▸ Aim: Retype the listing that follows, exactly as written.

▸ Data excerpts:
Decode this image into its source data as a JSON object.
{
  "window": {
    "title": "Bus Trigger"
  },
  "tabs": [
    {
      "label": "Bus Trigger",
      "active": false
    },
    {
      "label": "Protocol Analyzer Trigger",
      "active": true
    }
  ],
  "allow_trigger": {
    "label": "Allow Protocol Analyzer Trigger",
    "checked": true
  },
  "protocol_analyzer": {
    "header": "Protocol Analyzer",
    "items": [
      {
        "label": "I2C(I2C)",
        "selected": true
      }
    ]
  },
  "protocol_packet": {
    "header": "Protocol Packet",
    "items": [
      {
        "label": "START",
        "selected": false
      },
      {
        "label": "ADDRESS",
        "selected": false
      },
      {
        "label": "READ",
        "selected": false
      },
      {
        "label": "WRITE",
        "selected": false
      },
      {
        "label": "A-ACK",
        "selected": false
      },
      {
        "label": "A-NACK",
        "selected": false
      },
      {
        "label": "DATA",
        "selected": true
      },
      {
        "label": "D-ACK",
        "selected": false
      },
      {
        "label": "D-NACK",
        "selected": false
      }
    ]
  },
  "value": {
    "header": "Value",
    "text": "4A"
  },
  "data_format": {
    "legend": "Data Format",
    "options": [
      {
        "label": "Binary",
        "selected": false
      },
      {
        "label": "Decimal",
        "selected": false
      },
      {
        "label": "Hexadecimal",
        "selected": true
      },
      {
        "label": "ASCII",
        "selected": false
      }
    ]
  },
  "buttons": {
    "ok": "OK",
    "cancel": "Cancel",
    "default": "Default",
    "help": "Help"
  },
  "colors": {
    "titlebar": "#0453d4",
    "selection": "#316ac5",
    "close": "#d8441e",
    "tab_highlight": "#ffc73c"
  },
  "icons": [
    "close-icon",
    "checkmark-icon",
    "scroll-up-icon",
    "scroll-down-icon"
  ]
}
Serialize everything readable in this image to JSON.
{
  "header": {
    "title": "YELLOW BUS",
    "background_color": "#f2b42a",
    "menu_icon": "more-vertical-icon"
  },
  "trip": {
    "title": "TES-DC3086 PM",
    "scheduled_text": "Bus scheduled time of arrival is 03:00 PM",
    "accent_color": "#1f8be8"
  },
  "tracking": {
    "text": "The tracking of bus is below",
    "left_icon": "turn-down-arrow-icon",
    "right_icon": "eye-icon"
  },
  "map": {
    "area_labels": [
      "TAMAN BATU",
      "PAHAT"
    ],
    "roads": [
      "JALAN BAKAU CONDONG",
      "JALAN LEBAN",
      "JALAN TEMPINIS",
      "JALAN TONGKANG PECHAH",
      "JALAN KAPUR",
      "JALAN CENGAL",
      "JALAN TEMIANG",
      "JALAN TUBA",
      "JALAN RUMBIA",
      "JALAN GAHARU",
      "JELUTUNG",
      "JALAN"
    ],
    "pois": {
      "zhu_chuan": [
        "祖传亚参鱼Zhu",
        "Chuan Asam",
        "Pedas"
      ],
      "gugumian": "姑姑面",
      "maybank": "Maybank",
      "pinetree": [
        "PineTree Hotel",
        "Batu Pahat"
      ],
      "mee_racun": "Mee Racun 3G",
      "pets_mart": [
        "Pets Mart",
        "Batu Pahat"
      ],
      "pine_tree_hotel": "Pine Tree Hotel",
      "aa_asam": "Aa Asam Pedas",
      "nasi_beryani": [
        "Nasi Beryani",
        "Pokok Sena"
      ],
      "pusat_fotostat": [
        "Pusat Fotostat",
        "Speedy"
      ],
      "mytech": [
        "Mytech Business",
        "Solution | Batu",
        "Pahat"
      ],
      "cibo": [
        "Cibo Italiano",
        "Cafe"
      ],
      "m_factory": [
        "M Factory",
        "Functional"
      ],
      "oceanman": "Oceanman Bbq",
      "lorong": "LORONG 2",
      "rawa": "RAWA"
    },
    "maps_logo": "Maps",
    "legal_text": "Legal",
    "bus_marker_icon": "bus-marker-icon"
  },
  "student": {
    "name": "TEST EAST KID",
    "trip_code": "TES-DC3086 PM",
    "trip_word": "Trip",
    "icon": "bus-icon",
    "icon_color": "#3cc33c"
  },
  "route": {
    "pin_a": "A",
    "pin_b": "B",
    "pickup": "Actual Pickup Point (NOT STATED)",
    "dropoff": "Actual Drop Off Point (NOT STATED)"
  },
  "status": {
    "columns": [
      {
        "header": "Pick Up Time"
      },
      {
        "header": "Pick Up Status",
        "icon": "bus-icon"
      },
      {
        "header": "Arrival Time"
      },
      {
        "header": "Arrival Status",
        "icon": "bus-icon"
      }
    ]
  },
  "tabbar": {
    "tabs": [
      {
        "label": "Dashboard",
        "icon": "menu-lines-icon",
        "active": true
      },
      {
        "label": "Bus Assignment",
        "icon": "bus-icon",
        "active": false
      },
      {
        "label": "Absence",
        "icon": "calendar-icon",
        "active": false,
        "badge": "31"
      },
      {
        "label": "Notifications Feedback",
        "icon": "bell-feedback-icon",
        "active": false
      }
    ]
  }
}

▸ Exercise solution:
Decode this image into its source data as a JSON object.
{
  "window": {
    "title": "Bus Trigger"
  },
  "tabs": [
    {
      "label": "Bus Trigger",
      "active": false
    },
    {
      "label": "Protocol Analyzer Trigger",
      "active": true
    }
  ],
  "allow_trigger": {
    "label": "Allow Protocol Analyzer Trigger",
    "checked": true
  },
  "protocol_analyzer": {
    "header": "Protocol Analyzer",
    "items": [
      {
        "label": "I2C(I2C)",
        "selected": true
      }
    ]
  },
  "protocol_packet": {
    "header": "Protocol Packet",
    "items": [
      {
        "label": "START",
        "selected": false
      },
      {
        "label": "ADDRESS",
        "selected": false
      },
      {
        "label": "READ",
        "selected": false
      },
      {
        "label": "WRITE",
        "selected": false
      },
      {
        "label": "A-ACK",
        "selected": false
      },
      {
        "label": "A-NACK",
        "selected": false
      },
      {
        "label": "DATA",
        "selected": true
      },
      {
        "label": "D-ACK",
        "selected": false
      },
      {
        "label": "D-NACK",
        "selected": false
      }
    ]
  },
  "value": {
    "header": "Value",
    "text": "4A"
  },
  "data_format": {
    "legend": "Data Format",
    "options": [
      {
        "label": "Binary",
        "selected": false
      },
      {
        "label": "Decimal",
        "selected": false
      },
      {
        "label": "Hexadecimal",
        "selected": true
      },
      {
        "label": "ASCII",
        "selected": false
      }
    ]
  },
  "buttons": {
    "ok": "OK",
    "cancel": "Cancel",
    "default": "Default",
    "help": "Help"
  },
  "colors": {
    "titlebar": "#0453d4",
    "selection": "#316ac5",
    "close": "#d8441e",
    "tab_highlight": "#ffc73c"
  },
  "icons": [
    "close-icon",
    "checkmark-icon",
    "scroll-up-icon",
    "scroll-down-icon"
  ]
}
Serialize everything readable in this image to JSON.
{
  "header": {
    "title": "YELLOW BUS",
    "background_color": "#f2b42a",
    "menu_icon": "more-vertical-icon"
  },
  "trip": {
    "title": "TES-DC3086 PM",
    "scheduled_text": "Bus scheduled time of arrival is 03:00 PM",
    "accent_color": "#1f8be8"
  },
  "tracking": {
    "text": "The tracking of bus is below",
    "left_icon": "turn-down-arrow-icon",
    "right_icon": "eye-icon"
  },
  "map": {
    "area_labels": [
      "TAMAN BATU",
      "PAHAT"
    ],
    "roads": [
      "JALAN BAKAU CONDONG",
      "JALAN LEBAN",
      "JALAN TEMPINIS",
      "JALAN TONGKANG PECHAH",
      "JALAN KAPUR",
      "JALAN CENGAL",
      "JALAN TEMIANG",
      "JALAN TUBA",
      "JALAN RUMBIA",
      "JALAN GAHARU",
      "JELUTUNG",
      "JALAN"
    ],
    "pois": {
      "zhu_chuan": [
        "祖传亚参鱼Zhu",
        "Chuan Asam",
        "Pedas"
      ],
      "gugumian": "姑姑面",
      "maybank": "Maybank",
      "pinetree": [
        "PineTree Hotel",
        "Batu Pahat"
      ],
      "mee_racun": "Mee Racun 3G",
      "pets_mart": [
        "Pets Mart",
        "Batu Pahat"
      ],
      "pine_tree_hotel": "Pine Tree Hotel",
      "aa_asam": "Aa Asam Pedas",
      "nasi_beryani": [
        "Nasi Beryani",
        "Pokok Sena"
      ],
      "pusat_fotostat": [
        "Pusat Fotostat",
        "Speedy"
      ],
      "mytech": [
        "Mytech Business",
        "Solution | Batu",
        "Pahat"
      ],
      "cibo": [
        "Cibo Italiano",
        "Cafe"
      ],
      "m_factory": [
        "M Factory",
        "Functional"
      ],
      "oceanman": "Oceanman Bbq",
      "lorong": "LORONG 2",
      "rawa": "RAWA"
    },
    "maps_logo": "Maps",
    "legal_text": "Legal",
    "bus_marker_icon": "bus-marker-icon"
  },
  "student": {
    "name": "TEST EAST KID",
    "trip_code": "TES-DC3086 PM",
    "trip_word": "Trip",
    "icon": "bus-icon",
    "icon_color": "#3cc33c"
  },
  "route": {
    "pin_a": "A",
    "pin_b": "B",
    "pickup": "Actual Pickup Point (NOT STATED)",
    "dropoff": "Actual Drop Off Point (NOT STATED)"
  },
  "status": {
    "columns": [
      {
        "header": "Pick Up Time"
      },
      {
        "header": "Pick Up Status",
        "icon": "bus-icon"
      },
      {
        "header": "Arrival Time"
      },
      {
        "header": "Arrival Status",
        "icon": "bus-icon"
      }
    ]
  },
  "tabbar": {
    "tabs": [
      {
        "label": "Dashboard",
        "icon": "menu-lines-icon",
        "active": true
      },
      {
        "label": "Bus Assignment",
        "icon": "bus-icon",
        "active": false
      },
      {
        "label": "Absence",
        "icon": "calendar-icon",
        "active": false,
        "badge": "31"
      },
      {
        "label": "Notifications Feedback",
        "icon": "bell-feedback-icon",
        "active": false
      }
    ]
  }
}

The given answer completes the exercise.